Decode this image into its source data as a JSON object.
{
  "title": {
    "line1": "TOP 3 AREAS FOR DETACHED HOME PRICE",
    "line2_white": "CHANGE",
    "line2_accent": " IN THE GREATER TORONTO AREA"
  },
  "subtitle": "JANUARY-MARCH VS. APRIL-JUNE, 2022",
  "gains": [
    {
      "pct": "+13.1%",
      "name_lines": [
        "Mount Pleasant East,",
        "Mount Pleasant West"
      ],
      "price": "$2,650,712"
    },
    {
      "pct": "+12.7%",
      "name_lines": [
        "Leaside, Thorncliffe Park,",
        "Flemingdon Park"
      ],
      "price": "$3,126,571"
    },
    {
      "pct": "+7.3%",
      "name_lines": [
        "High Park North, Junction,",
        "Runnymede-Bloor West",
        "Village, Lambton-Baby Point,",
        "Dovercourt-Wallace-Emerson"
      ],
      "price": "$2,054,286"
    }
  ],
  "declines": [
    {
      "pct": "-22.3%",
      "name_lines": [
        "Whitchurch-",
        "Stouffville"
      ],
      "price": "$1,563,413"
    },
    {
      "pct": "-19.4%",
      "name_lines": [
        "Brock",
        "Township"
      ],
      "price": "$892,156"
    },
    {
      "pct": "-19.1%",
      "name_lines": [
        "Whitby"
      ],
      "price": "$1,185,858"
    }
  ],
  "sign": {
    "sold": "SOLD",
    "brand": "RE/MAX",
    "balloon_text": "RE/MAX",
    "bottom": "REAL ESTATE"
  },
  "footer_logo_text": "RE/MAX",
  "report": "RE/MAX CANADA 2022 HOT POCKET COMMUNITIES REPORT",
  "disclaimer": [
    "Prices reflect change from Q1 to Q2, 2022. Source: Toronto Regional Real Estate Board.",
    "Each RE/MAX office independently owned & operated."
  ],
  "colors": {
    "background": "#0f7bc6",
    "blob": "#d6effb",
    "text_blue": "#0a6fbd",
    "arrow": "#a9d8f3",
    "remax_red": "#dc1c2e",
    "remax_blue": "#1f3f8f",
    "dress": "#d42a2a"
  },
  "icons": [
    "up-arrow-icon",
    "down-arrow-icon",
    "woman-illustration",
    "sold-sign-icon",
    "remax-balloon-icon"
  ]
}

-------

• _What needs to be done_:
Point out every line holding the string "arrow" and copy it.

• _Exercise solution_:
    "arrow": "#a9d8f3",
    "up-arrow-icon",
    "down-arrow-icon",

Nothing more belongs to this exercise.